_RECORDS_
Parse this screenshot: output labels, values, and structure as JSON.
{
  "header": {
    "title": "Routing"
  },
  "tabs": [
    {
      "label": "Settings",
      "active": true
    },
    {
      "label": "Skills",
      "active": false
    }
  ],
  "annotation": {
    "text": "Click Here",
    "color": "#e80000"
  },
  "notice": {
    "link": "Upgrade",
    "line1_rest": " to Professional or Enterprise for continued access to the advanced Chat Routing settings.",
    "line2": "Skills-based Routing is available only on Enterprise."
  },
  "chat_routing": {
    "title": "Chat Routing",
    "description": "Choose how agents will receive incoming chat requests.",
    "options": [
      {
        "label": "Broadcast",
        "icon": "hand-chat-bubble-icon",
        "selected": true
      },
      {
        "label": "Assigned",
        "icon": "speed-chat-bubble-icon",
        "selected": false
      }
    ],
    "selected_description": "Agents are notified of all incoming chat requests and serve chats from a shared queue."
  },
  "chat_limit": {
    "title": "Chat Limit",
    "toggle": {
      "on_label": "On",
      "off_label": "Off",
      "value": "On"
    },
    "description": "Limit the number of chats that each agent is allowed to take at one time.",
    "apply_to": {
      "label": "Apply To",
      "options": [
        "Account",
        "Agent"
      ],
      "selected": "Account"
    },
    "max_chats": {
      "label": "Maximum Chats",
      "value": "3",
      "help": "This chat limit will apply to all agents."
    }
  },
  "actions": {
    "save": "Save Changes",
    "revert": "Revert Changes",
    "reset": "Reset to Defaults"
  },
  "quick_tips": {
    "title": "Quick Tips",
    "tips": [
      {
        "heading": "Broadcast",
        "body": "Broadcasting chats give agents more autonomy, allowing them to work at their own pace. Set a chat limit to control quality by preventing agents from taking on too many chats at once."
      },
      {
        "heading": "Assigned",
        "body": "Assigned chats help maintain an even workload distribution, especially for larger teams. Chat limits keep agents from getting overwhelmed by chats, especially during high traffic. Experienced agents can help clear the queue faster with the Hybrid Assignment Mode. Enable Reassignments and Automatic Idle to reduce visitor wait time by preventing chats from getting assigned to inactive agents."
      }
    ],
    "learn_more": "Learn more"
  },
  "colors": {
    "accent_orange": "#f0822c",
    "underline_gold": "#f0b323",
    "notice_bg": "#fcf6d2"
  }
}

_EXERCISE BRIEF_
Give only the number of lines in the data that hold the string "more".

_SOLUTION_
2